● Entries:
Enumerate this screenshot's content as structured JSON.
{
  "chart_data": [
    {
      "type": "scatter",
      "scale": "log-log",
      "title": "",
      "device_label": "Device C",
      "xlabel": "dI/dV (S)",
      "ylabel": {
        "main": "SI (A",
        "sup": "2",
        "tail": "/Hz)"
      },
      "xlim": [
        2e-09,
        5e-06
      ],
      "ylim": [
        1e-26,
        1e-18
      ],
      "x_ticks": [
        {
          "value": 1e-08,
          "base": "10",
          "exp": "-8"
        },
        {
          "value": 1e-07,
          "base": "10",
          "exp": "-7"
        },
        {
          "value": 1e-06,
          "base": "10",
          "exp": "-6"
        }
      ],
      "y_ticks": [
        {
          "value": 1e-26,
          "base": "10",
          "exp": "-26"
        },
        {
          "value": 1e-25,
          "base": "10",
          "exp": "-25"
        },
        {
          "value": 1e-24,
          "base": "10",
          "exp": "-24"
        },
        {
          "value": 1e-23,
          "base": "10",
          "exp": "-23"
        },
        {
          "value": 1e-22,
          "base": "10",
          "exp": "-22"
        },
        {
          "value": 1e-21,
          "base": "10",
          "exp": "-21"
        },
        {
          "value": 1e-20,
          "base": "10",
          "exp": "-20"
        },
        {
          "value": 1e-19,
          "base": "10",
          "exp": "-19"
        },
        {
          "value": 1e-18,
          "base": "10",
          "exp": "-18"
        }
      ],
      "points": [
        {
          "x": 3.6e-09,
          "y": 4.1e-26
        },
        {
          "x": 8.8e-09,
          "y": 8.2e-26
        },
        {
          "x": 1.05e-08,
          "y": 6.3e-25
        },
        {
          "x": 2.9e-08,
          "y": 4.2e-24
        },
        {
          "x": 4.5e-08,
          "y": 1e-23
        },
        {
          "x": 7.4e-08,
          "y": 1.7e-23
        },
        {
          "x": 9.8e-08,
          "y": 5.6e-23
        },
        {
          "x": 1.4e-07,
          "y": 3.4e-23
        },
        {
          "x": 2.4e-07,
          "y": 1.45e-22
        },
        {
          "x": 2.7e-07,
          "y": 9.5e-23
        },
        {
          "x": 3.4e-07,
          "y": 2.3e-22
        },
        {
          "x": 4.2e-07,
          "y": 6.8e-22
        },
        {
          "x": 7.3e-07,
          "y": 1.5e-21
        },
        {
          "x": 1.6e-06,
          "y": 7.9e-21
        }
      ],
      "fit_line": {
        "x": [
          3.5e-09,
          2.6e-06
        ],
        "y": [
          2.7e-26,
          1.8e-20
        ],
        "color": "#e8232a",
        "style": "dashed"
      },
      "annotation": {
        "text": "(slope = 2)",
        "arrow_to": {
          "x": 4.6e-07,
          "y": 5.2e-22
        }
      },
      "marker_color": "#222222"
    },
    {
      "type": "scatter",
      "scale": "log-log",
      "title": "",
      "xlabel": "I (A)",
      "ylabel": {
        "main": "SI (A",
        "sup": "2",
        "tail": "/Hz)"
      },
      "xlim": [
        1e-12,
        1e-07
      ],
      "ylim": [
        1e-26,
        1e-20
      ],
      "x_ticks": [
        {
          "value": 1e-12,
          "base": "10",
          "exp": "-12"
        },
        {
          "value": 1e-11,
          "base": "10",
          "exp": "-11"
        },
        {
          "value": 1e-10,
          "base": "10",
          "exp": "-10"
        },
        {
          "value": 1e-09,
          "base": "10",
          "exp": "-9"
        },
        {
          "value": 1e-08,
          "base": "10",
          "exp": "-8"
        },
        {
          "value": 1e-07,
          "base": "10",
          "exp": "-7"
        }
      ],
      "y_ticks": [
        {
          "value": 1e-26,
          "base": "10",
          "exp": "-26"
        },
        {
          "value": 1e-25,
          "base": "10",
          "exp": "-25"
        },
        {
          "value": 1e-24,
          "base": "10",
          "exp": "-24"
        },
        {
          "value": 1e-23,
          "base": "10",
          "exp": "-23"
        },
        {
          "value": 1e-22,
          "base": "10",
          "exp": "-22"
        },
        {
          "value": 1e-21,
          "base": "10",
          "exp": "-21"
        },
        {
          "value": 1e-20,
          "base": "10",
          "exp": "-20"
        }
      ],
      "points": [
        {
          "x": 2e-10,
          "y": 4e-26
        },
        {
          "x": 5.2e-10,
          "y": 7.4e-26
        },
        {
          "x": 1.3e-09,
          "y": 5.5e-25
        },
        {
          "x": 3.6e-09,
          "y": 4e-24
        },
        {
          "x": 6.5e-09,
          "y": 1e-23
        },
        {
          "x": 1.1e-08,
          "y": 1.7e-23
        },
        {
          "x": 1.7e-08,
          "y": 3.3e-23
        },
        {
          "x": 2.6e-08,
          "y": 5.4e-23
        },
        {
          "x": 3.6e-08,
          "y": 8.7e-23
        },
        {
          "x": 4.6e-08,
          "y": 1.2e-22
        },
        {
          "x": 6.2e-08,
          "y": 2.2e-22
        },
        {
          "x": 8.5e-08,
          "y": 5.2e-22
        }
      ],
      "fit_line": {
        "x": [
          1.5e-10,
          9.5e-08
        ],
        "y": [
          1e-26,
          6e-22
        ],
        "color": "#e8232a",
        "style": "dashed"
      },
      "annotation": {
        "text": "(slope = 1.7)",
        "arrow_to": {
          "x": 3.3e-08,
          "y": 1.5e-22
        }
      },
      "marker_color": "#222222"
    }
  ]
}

● To do: Write out the entries above once more, without altering anything.

● Written answer:
Enumerate this screenshot's content as structured JSON.
{
  "chart_data": [
    {
      "type": "scatter",
      "scale": "log-log",
      "title": "",
      "device_label": "Device C",
      "xlabel": "dI/dV (S)",
      "ylabel": {
        "main": "SI (A",
        "sup": "2",
        "tail": "/Hz)"
      },
      "xlim": [
        2e-09,
        5e-06
      ],
      "ylim": [
        1e-26,
        1e-18
      ],
      "x_ticks": [
        {
          "value": 1e-08,
          "base": "10",
          "exp": "-8"
        },
        {
          "value": 1e-07,
          "base": "10",
          "exp": "-7"
        },
        {
          "value": 1e-06,
          "base": "10",
          "exp": "-6"
        }
      ],
      "y_ticks": [
        {
          "value": 1e-26,
          "base": "10",
          "exp": "-26"
        },
        {
          "value": 1e-25,
          "base": "10",
          "exp": "-25"
        },
        {
          "value": 1e-24,
          "base": "10",
          "exp": "-24"
        },
        {
          "value": 1e-23,
          "base": "10",
          "exp": "-23"
        },
        {
          "value": 1e-22,
          "base": "10",
          "exp": "-22"
        },
        {
          "value": 1e-21,
          "base": "10",
          "exp": "-21"
        },
        {
          "value": 1e-20,
          "base": "10",
          "exp": "-20"
        },
        {
          "value": 1e-19,
          "base": "10",
          "exp": "-19"
        },
        {
          "value": 1e-18,
          "base": "10",
          "exp": "-18"
        }
      ],
      "points": [
        {
          "x": 3.6e-09,
          "y": 4.1e-26
        },
        {
          "x": 8.8e-09,
          "y": 8.2e-26
        },
        {
          "x": 1.05e-08,
          "y": 6.3e-25
        },
        {
          "x": 2.9e-08,
          "y": 4.2e-24
        },
        {
          "x": 4.5e-08,
          "y": 1e-23
        },
        {
          "x": 7.4e-08,
          "y": 1.7e-23
        },
        {
          "x": 9.8e-08,
          "y": 5.6e-23
        },
        {
          "x": 1.4e-07,
          "y": 3.4e-23
        },
        {
          "x": 2.4e-07,
          "y": 1.45e-22
        },
        {
          "x": 2.7e-07,
          "y": 9.5e-23
        },
        {
          "x": 3.4e-07,
          "y": 2.3e-22
        },
        {
          "x": 4.2e-07,
          "y": 6.8e-22
        },
        {
          "x": 7.3e-07,
          "y": 1.5e-21
        },
        {
          "x": 1.6e-06,
          "y": 7.9e-21
        }
      ],
      "fit_line": {
        "x": [
          3.5e-09,
          2.6e-06
        ],
        "y": [
          2.7e-26,
          1.8e-20
        ],
        "color": "#e8232a",
        "style": "dashed"
      },
      "annotation": {
        "text": "(slope = 2)",
        "arrow_to": {
          "x": 4.6e-07,
          "y": 5.2e-22
        }
      },
      "marker_color": "#222222"
    },
    {
      "type": "scatter",
      "scale": "log-log",
      "title": "",
      "xlabel": "I (A)",
      "ylabel": {
        "main": "SI (A",
        "sup": "2",
        "tail": "/Hz)"
      },
      "xlim": [
        1e-12,
        1e-07
      ],
      "ylim": [
        1e-26,
        1e-20
      ],
      "x_ticks": [
        {
          "value": 1e-12,
          "base": "10",
          "exp": "-12"
        },
        {
          "value": 1e-11,
          "base": "10",
          "exp": "-11"
        },
        {
          "value": 1e-10,
          "base": "10",
          "exp": "-10"
        },
        {
          "value": 1e-09,
          "base": "10",
          "exp": "-9"
        },
        {
          "value": 1e-08,
          "base": "10",
          "exp": "-8"
        },
        {
          "value": 1e-07,
          "base": "10",
          "exp": "-7"
        }
      ],
      "y_ticks": [
        {
          "value": 1e-26,
          "base": "10",
          "exp": "-26"
        },
        {
          "value": 1e-25,
          "base": "10",
          "exp": "-25"
        },
        {
          "value": 1e-24,
          "base": "10",
          "exp": "-24"
        },
        {
          "value": 1e-23,
          "base": "10",
          "exp": "-23"
        },
        {
          "value": 1e-22,
          "base": "10",
          "exp": "-22"
        },
        {
          "value": 1e-21,
          "base": "10",
          "exp": "-21"
        },
        {
          "value": 1e-20,
          "base": "10",
          "exp": "-20"
        }
      ],
      "points": [
        {
          "x": 2e-10,
          "y": 4e-26
        },
        {
          "x": 5.2e-10,
          "y": 7.4e-26
        },
        {
          "x": 1.3e-09,
          "y": 5.5e-25
        },
        {
          "x": 3.6e-09,
          "y": 4e-24
        },
        {
          "x": 6.5e-09,
          "y": 1e-23
        },
        {
          "x": 1.1e-08,
          "y": 1.7e-23
        },
        {
          "x": 1.7e-08,
          "y": 3.3e-23
        },
        {
          "x": 2.6e-08,
          "y": 5.4e-23
        },
        {
          "x": 3.6e-08,
          "y": 8.7e-23
        },
        {
          "x": 4.6e-08,
          "y": 1.2e-22
        },
        {
          "x": 6.2e-08,
          "y": 2.2e-22
        },
        {
          "x": 8.5e-08,
          "y": 5.2e-22
        }
      ],
      "fit_line": {
        "x": [
          1.5e-10,
          9.5e-08
        ],
        "y": [
          1e-26,
          6e-22
        ],
        "color": "#e8232a",
        "style": "dashed"
      },
      "annotation": {
        "text": "(slope = 1.7)",
        "arrow_to": {
          "x": 3.3e-08,
          "y": 1.5e-22
        }
      },
      "marker_color": "#222222"
    }
  ]
}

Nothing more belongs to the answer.